● **WHAT TO WORK ON**
Only the run of lines from the one containing "Output the text content of this document." through the last line should be returned, exactly as written.
────────
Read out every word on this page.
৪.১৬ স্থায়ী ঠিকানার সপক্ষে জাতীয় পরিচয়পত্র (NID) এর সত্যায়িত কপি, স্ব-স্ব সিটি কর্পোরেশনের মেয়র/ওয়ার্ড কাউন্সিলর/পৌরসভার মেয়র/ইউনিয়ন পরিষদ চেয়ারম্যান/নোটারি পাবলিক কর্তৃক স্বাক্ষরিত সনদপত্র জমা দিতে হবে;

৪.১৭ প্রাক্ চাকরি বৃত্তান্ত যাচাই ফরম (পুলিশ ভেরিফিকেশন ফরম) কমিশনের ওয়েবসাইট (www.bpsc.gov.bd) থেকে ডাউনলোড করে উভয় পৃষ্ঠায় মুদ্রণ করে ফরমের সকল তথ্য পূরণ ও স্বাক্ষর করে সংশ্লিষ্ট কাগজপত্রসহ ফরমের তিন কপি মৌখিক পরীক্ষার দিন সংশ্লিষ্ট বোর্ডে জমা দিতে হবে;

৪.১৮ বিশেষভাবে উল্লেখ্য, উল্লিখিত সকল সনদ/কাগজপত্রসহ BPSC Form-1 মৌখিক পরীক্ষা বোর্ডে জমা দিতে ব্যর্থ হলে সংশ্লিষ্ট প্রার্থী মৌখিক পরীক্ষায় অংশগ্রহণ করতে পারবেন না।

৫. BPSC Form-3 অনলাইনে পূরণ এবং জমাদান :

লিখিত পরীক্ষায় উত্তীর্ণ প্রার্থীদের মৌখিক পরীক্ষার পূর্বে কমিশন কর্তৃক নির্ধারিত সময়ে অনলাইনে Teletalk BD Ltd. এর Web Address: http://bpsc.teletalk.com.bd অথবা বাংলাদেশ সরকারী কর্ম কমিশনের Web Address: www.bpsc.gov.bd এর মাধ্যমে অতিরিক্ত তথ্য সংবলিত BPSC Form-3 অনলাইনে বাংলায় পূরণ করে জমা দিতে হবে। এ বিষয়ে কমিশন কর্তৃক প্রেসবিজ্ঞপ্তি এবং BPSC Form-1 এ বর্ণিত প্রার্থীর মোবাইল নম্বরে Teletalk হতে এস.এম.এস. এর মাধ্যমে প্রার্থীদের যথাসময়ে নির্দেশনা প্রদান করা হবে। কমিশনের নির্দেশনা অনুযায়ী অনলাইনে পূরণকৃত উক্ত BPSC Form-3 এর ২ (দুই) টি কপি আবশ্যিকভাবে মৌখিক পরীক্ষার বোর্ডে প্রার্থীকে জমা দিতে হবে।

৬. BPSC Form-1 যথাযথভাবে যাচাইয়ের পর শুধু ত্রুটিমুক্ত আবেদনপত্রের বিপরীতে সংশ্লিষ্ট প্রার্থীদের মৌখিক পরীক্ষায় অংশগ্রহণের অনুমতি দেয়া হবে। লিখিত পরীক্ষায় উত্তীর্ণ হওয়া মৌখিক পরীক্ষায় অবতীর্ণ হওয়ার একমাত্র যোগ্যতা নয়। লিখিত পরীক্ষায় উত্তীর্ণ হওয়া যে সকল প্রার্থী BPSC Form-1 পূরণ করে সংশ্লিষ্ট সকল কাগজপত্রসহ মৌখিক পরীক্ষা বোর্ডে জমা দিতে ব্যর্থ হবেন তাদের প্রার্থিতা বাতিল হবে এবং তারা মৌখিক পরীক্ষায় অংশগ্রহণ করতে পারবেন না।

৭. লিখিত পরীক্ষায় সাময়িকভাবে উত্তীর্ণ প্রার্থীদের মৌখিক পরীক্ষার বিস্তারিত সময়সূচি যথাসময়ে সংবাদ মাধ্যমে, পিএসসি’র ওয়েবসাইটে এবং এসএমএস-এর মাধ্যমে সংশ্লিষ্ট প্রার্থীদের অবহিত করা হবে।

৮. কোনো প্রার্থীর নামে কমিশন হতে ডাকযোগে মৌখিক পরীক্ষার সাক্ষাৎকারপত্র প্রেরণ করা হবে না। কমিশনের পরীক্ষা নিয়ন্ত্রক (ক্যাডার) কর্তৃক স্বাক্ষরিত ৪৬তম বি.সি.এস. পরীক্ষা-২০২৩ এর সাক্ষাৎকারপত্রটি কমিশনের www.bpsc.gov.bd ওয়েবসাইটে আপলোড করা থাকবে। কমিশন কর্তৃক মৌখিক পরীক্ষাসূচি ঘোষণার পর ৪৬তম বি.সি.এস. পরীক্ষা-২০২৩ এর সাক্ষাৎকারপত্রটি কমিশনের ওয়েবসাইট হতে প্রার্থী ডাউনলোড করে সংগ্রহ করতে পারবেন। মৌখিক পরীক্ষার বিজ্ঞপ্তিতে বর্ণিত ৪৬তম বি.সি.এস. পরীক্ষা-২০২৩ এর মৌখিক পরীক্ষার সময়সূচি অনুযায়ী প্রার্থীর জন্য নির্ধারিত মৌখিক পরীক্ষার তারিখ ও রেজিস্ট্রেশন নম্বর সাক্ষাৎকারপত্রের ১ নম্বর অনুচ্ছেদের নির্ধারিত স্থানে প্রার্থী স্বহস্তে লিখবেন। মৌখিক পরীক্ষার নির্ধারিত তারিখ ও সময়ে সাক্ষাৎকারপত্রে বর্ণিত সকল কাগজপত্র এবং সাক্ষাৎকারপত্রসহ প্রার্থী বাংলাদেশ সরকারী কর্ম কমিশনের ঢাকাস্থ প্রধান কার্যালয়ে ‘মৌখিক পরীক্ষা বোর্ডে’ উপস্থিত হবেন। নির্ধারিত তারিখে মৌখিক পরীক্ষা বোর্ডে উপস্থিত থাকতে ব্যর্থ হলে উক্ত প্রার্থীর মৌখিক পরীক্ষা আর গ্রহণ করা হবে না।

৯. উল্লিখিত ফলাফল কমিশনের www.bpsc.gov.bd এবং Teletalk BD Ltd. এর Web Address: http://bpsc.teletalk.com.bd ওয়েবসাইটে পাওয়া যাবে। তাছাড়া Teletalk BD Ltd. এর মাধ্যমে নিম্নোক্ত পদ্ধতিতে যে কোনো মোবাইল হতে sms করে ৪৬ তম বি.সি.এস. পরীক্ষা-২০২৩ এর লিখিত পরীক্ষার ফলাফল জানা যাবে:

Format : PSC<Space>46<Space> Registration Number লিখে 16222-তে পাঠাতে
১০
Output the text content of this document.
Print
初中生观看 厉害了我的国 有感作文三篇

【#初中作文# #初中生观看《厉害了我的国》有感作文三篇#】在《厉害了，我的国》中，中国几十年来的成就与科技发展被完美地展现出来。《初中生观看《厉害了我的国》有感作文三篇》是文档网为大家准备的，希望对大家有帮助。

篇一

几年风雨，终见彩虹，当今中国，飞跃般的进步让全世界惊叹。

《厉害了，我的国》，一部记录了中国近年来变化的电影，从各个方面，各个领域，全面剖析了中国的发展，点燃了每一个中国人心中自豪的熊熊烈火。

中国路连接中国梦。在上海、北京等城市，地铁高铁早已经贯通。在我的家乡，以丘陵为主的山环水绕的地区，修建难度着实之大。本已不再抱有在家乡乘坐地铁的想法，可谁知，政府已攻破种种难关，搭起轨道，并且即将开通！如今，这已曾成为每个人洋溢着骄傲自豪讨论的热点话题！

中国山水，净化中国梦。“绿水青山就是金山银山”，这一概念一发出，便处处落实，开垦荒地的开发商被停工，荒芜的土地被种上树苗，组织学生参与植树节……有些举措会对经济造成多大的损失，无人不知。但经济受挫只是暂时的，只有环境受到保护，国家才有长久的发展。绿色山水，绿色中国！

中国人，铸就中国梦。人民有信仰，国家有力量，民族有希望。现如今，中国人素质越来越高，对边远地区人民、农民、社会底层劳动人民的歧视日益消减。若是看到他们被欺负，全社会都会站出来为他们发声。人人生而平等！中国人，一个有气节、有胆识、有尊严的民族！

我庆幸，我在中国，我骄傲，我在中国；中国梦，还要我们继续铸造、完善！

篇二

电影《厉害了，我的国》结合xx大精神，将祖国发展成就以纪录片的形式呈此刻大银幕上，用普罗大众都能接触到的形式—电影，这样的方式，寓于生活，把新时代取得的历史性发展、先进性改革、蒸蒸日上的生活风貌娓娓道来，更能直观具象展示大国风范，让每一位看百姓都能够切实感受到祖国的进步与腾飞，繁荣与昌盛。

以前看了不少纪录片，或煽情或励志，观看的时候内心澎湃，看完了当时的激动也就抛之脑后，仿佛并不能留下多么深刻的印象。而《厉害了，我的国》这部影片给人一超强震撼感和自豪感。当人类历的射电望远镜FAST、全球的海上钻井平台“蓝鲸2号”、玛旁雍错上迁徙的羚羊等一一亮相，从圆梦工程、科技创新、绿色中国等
────────
● **RESULT OF THE TASK**
Output the text content of this document.
Print
初中生观看 厉害了我的国 有感作文三篇

【#初中作文# #初中生观看《厉害了我的国》有感作文三篇#】在《厉害了，我的国》中，中国几十年来的成就与科技发展被完美地展现出来。《初中生观看《厉害了我的国》有感作文三篇》是文档网为大家准备的，希望对大家有帮助。

篇一

几年风雨，终见彩虹，当今中国，飞跃般的进步让全世界惊叹。

《厉害了，我的国》，一部记录了中国近年来变化的电影，从各个方面，各个领域，全面剖析了中国的发展，点燃了每一个中国人心中自豪的熊熊烈火。

中国路连接中国梦。在上海、北京等城市，地铁高铁早已经贯通。在我的家乡，以丘陵为主的山环水绕的地区，修建难度着实之大。本已不再抱有在家乡乘坐地铁的想法，可谁知，政府已攻破种种难关，搭起轨道，并且即将开通！如今，这已曾成为每个人洋溢着骄傲自豪讨论的热点话题！

中国山水，净化中国梦。“绿水青山就是金山银山”，这一概念一发出，便处处落实，开垦荒地的开发商被停工，荒芜的土地被种上树苗，组织学生参与植树节……有些举措会对经济造成多大的损失，无人不知。但经济受挫只是暂时的，只有环境受到保护，国家才有长久的发展。绿色山水，绿色中国！

中国人，铸就中国梦。人民有信仰，国家有力量，民族有希望。现如今，中国人素质越来越高，对边远地区人民、农民、社会底层劳动人民的歧视日益消减。若是看到他们被欺负，全社会都会站出来为他们发声。人人生而平等！中国人，一个有气节、有胆识、有尊严的民族！

我庆幸，我在中国，我骄傲，我在中国；中国梦，还要我们继续铸造、完善！

篇二

电影《厉害了，我的国》结合xx大精神，将祖国发展成就以纪录片的形式呈此刻大银幕上，用普罗大众都能接触到的形式—电影，这样的方式，寓于生活，把新时代取得的历史性发展、先进性改革、蒸蒸日上的生活风貌娓娓道来，更能直观具象展示大国风范，让每一位看百姓都能够切实感受到祖国的进步与腾飞，繁荣与昌盛。

以前看了不少纪录片，或煽情或励志，观看的时候内心澎湃，看完了当时的激动也就抛之脑后，仿佛并不能留下多么深刻的印象。而《厉害了，我的国》这部影片给人一超强震撼感和自豪感。当人类历的射电望远镜FAST、全球的海上钻井平台“蓝鲸2号”、玛旁雍错上迁徙的羚羊等一一亮相，从圆梦工程、科技创新、绿色中国等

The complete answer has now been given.